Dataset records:

━━━━━━━━━━━━━━━━━━━━

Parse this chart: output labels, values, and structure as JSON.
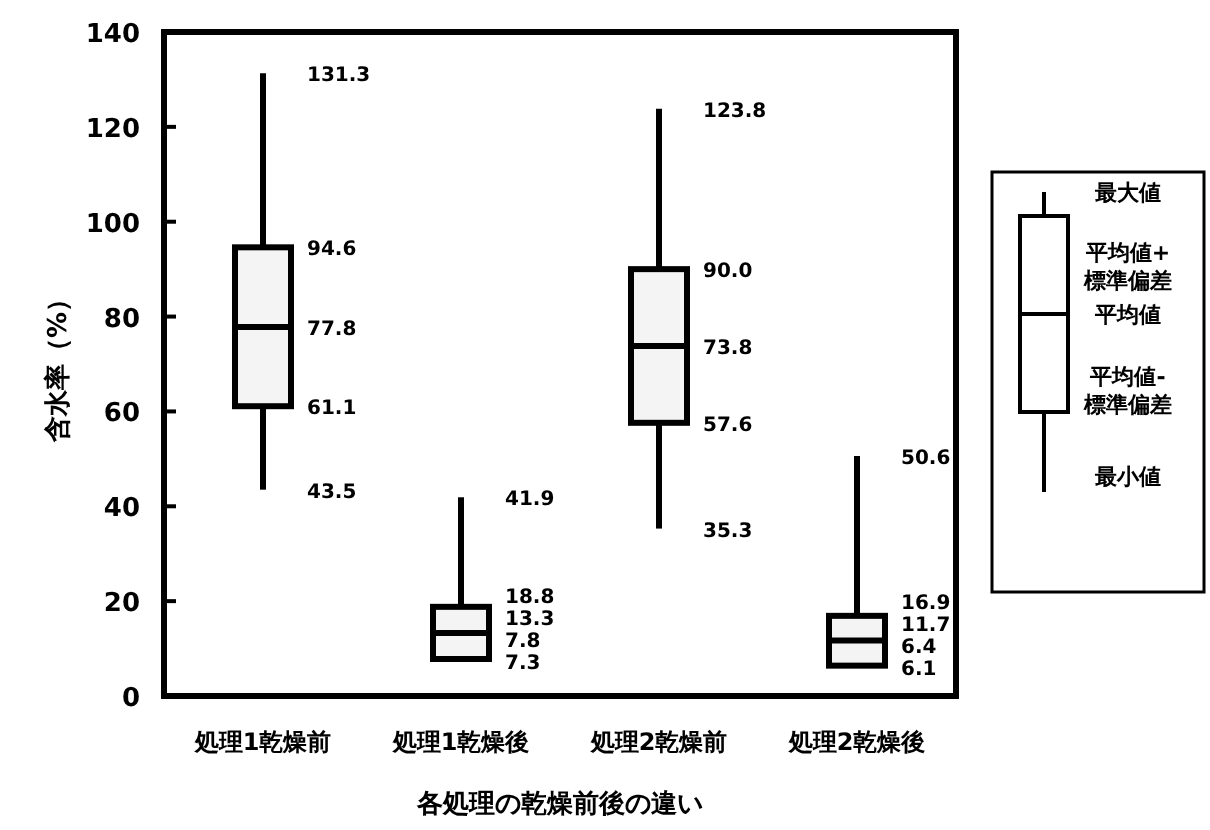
{
  "chart_data": {
    "type": "box",
    "xlabel": "各処理の乾燥前後の違い",
    "ylabel": "含水率（%）",
    "categories": [
      "処理1乾燥前",
      "処理1乾燥後",
      "処理2乾燥前",
      "処理2乾燥後"
    ],
    "boxes": [
      {
        "low": 43.5,
        "q1": 61.1,
        "median": 77.8,
        "q3": 94.6,
        "high": 131.3
      },
      {
        "low": 7.3,
        "q1": 7.8,
        "median": 13.3,
        "q3": 18.8,
        "high": 41.9
      },
      {
        "low": 35.3,
        "q1": 57.6,
        "median": 73.8,
        "q3": 90.0,
        "high": 123.8
      },
      {
        "low": 6.1,
        "q1": 6.4,
        "median": 11.7,
        "q3": 16.9,
        "high": 50.6
      }
    ],
    "ylim": [
      0,
      140
    ],
    "yticks": [
      0,
      20,
      40,
      60,
      80,
      100,
      120,
      140
    ],
    "grid": false,
    "annotations": [
      "最大値",
      "平均値+標準偏差",
      "平均値",
      "平均値-標準偏差",
      "最小値",
      {
        "text": "131.3",
        "x": "処理1乾燥前",
        "y": 131.3
      },
      {
        "text": "94.6",
        "x": "処理1乾燥前",
        "y": 94.6
      },
      {
        "text": "77.8",
        "x": "処理1乾燥前",
        "y": 77.8
      },
      {
        "text": "61.1",
        "x": "処理1乾燥前",
        "y": 61.1
      },
      {
        "text": "43.5",
        "x": "処理1乾燥前",
        "y": 43.5
      },
      {
        "text": "41.9",
        "x": "処理1乾燥後",
        "y": 41.9
      },
      {
        "text": "18.8",
        "x": "処理1乾燥後",
        "y": 18.8
      },
      {
        "text": "13.3",
        "x": "処理1乾燥後",
        "y": 13.3
      },
      {
        "text": "7.8",
        "x": "処理1乾燥後",
        "y": 7.8
      },
      {
        "text": "7.3",
        "x": "処理1乾燥後",
        "y": 7.3
      },
      {
        "text": "123.8",
        "x": "処理2乾燥前",
        "y": 123.8
      },
      {
        "text": "90.0",
        "x": "処理2乾燥前",
        "y": 90.0
      },
      {
        "text": "73.8",
        "x": "処理2乾燥前",
        "y": 73.8
      },
      {
        "text": "57.6",
        "x": "処理2乾燥前",
        "y": 57.6
      },
      {
        "text": "35.3",
        "x": "処理2乾燥前",
        "y": 35.3
      },
      {
        "text": "50.6",
        "x": "処理2乾燥後",
        "y": 50.6
      },
      {
        "text": "16.9",
        "x": "処理2乾燥後",
        "y": 16.9
      },
      {
        "text": "11.7",
        "x": "処理2乾燥後",
        "y": 11.7
      },
      {
        "text": "6.4",
        "x": "処理2乾燥後",
        "y": 6.4
      },
      {
        "text": "6.1",
        "x": "処理2乾燥後",
        "y": 6.1
      }
    ]
  }
}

━━━━━━━━━━━━━━━━━━━━

Set exercise:
Search the entries for the word "median" and gather every line where it appears.

Response to the task:
        "median": 77.8,
        "median": 13.3,
        "median": 73.8,
        "median": 11.7,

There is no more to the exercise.